++++ Dataset rows ++++
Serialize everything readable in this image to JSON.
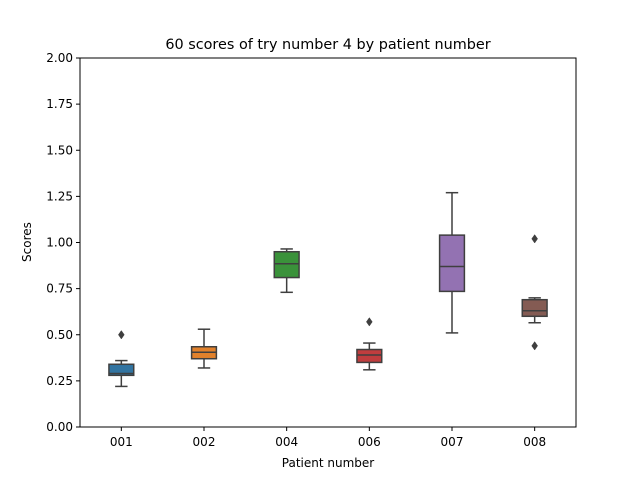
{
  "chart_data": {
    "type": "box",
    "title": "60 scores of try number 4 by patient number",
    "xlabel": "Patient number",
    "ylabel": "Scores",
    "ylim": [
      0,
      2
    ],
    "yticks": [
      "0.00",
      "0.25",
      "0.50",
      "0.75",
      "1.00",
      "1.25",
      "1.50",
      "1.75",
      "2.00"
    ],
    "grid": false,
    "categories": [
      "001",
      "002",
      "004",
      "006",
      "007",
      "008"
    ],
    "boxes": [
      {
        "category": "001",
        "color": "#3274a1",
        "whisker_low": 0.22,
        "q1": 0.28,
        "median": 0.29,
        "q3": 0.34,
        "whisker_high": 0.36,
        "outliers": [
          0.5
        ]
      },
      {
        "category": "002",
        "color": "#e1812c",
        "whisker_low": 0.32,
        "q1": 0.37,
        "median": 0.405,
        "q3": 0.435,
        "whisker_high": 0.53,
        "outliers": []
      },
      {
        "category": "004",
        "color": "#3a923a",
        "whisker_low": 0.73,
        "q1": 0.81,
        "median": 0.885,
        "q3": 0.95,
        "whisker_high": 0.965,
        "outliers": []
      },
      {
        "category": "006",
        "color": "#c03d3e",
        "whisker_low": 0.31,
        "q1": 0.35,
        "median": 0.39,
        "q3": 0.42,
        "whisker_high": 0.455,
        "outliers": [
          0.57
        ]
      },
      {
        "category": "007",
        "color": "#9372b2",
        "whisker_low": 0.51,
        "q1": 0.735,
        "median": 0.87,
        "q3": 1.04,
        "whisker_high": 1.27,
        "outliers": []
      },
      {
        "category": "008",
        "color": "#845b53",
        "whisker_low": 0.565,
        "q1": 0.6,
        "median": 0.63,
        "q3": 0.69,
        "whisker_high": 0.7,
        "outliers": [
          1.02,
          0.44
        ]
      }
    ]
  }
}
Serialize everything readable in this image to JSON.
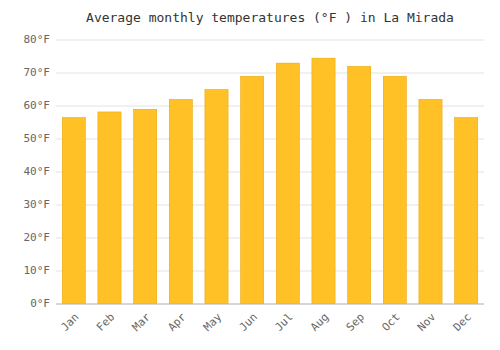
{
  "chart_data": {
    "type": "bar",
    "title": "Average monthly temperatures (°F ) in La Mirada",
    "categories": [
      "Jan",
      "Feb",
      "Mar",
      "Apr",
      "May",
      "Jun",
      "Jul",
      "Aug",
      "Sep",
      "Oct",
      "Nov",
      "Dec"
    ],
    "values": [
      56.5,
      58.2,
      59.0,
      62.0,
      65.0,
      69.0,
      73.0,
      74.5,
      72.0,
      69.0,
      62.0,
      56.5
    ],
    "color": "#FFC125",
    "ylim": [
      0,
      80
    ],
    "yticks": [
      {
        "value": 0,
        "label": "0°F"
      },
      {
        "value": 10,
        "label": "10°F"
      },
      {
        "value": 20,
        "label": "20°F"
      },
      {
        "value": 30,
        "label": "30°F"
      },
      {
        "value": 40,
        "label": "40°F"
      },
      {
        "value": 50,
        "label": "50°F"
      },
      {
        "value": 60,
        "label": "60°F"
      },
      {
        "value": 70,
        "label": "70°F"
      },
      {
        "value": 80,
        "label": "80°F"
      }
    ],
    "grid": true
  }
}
++++
++++ Dataset rows ++++
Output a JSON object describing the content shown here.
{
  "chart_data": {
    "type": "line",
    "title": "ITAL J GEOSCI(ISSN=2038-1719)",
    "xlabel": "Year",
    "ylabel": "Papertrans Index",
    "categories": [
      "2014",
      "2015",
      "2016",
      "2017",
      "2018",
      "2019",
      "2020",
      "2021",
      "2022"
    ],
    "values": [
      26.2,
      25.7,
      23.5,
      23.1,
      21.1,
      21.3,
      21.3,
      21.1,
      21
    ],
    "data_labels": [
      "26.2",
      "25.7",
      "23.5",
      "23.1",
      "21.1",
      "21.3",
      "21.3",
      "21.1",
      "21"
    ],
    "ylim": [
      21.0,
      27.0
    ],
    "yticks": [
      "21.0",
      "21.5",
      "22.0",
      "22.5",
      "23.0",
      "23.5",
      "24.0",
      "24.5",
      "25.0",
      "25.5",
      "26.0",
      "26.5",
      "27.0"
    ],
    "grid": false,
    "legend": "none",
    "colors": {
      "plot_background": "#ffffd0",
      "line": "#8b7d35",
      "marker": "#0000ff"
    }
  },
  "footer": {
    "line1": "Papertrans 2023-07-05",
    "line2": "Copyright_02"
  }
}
++++
Exercise description =>
Only a number is wanted: how many lines contain the word "category"?

Written reply =>
6